● **WRITTEN EXERCISE**
Identify every line in the records below that contains the word "komponensek", and copy each of those lines.

● **Saved entries**
________________
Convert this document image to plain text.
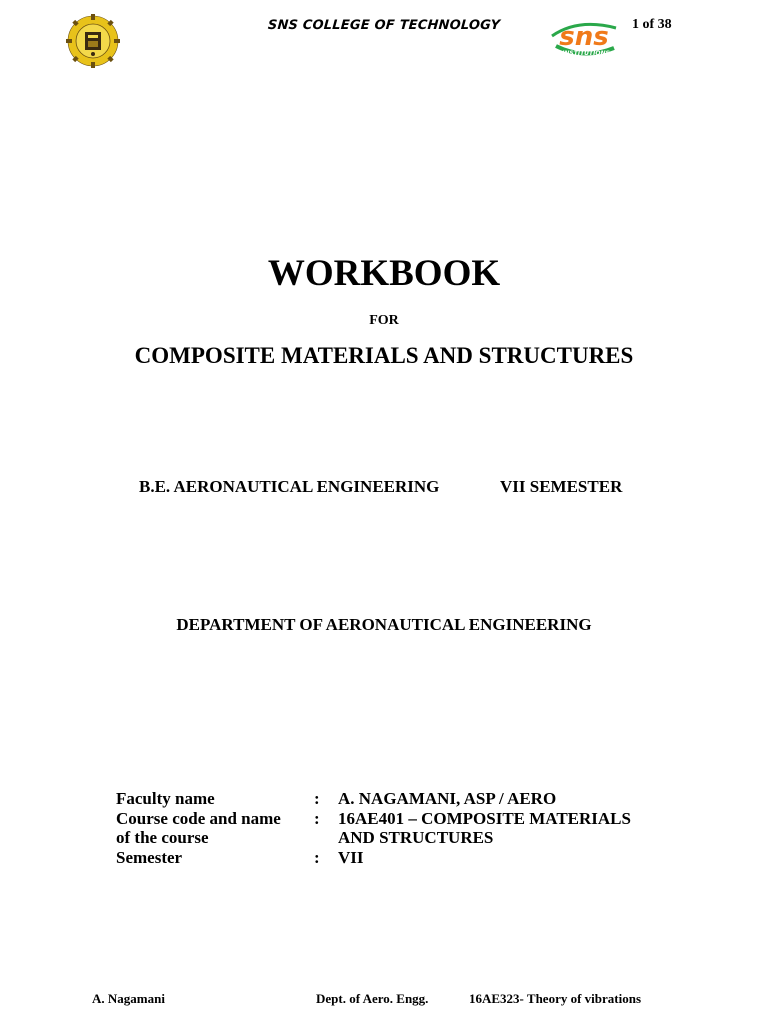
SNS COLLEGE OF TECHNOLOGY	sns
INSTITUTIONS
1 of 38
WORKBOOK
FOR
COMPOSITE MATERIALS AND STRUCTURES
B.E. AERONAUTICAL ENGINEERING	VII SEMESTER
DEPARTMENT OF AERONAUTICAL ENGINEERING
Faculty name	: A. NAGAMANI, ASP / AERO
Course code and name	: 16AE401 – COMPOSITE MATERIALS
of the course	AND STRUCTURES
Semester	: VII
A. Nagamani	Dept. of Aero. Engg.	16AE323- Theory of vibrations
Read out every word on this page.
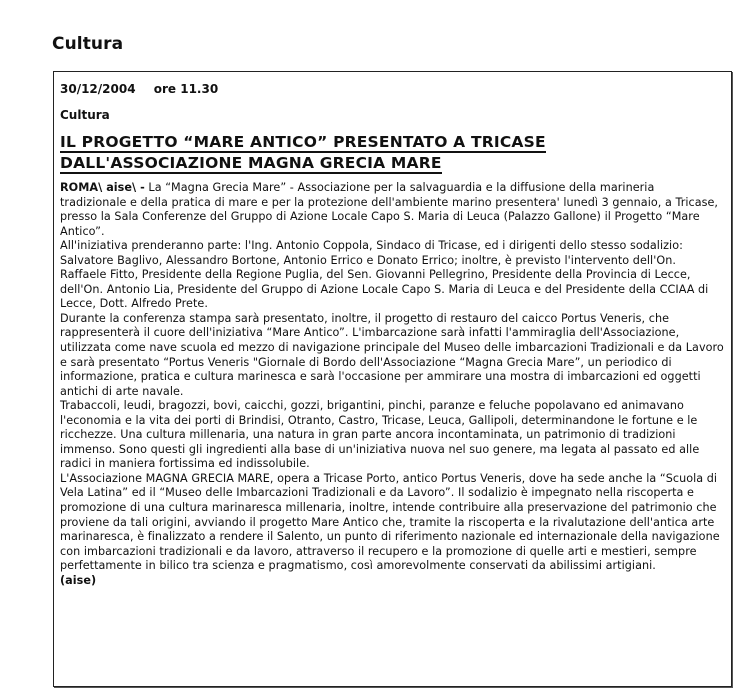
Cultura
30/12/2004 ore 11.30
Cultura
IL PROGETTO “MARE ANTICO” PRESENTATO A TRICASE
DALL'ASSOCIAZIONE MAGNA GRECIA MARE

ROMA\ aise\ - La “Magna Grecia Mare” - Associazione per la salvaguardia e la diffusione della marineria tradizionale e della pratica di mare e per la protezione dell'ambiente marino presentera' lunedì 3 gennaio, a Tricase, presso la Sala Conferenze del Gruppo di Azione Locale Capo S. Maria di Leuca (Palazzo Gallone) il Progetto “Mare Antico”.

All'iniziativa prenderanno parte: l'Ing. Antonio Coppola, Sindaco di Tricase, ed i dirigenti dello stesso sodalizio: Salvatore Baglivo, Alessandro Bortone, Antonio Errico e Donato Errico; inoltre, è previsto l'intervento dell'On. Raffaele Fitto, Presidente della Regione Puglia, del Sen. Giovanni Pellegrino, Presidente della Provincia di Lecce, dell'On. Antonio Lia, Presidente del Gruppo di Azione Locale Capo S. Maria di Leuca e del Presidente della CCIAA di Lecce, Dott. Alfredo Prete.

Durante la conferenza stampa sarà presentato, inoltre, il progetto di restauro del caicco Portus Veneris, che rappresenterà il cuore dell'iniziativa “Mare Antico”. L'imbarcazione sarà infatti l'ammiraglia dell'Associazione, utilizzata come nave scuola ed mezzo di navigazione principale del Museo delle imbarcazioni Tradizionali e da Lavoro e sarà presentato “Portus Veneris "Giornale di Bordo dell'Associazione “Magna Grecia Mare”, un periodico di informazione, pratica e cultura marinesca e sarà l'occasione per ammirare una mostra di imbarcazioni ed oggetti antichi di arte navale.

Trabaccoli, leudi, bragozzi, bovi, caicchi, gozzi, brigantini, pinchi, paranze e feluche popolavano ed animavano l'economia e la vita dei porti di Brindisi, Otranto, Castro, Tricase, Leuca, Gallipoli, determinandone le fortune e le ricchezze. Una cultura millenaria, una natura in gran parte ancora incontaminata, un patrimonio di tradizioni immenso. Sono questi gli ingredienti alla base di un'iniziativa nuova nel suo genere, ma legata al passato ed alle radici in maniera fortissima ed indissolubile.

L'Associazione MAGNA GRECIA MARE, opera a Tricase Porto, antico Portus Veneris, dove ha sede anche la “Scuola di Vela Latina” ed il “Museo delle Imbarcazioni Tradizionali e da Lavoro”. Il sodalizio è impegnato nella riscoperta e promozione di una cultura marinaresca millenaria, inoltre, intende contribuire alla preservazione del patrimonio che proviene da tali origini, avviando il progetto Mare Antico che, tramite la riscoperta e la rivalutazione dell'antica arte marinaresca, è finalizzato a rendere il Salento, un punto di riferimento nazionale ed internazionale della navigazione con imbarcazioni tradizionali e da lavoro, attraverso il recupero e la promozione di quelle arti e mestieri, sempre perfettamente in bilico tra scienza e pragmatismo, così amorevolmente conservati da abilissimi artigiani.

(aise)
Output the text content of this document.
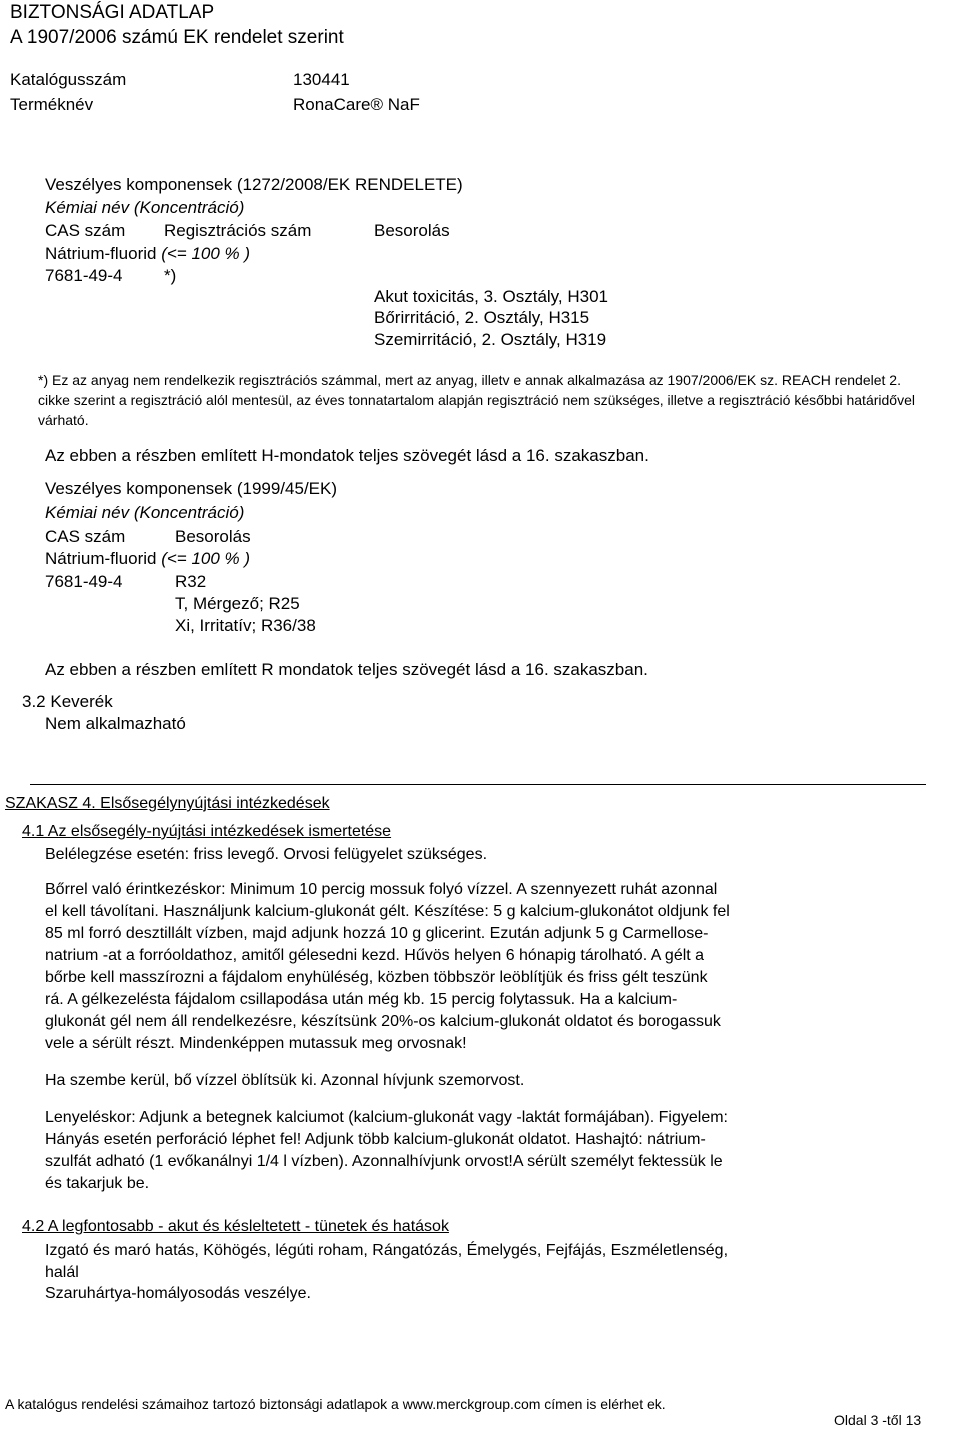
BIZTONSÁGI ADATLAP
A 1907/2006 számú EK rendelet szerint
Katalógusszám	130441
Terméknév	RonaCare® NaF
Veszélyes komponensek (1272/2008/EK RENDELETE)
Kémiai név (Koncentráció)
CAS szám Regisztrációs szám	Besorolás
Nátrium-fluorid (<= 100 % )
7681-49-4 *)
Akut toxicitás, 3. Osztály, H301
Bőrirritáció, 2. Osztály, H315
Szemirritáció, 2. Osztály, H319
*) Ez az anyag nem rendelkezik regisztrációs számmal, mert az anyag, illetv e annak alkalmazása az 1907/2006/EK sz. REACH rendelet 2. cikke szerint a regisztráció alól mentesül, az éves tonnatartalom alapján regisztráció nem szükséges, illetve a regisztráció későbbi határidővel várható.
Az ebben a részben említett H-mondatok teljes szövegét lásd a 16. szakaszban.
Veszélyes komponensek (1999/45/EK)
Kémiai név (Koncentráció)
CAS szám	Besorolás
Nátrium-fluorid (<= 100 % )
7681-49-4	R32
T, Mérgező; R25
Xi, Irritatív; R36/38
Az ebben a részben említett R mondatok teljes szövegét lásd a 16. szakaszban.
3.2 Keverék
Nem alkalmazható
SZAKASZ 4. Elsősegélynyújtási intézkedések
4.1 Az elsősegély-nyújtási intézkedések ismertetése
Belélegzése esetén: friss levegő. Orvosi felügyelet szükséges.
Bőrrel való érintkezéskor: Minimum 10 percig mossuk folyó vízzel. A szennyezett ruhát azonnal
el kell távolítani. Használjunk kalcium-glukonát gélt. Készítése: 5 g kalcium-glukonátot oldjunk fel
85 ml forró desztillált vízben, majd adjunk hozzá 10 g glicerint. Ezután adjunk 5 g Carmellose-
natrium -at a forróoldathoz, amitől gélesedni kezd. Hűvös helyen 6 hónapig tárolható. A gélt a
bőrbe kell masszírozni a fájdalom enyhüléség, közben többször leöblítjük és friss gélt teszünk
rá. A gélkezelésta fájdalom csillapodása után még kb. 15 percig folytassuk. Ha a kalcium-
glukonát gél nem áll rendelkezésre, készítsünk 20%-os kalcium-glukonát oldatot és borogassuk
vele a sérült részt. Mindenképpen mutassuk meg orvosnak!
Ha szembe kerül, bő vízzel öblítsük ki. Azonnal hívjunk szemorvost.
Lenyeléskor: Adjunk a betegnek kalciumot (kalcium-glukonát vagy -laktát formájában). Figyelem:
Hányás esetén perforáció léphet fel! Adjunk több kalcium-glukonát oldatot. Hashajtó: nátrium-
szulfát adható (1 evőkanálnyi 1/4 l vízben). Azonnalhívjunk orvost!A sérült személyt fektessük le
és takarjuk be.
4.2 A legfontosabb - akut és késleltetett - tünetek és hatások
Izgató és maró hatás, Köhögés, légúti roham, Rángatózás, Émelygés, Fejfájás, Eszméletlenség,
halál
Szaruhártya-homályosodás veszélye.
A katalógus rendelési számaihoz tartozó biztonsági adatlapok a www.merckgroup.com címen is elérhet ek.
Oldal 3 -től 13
________________
● **RESPONSE**
Veszélyes komponensek (1272/2008/EK RENDELETE)
Veszélyes komponensek (1999/45/EK)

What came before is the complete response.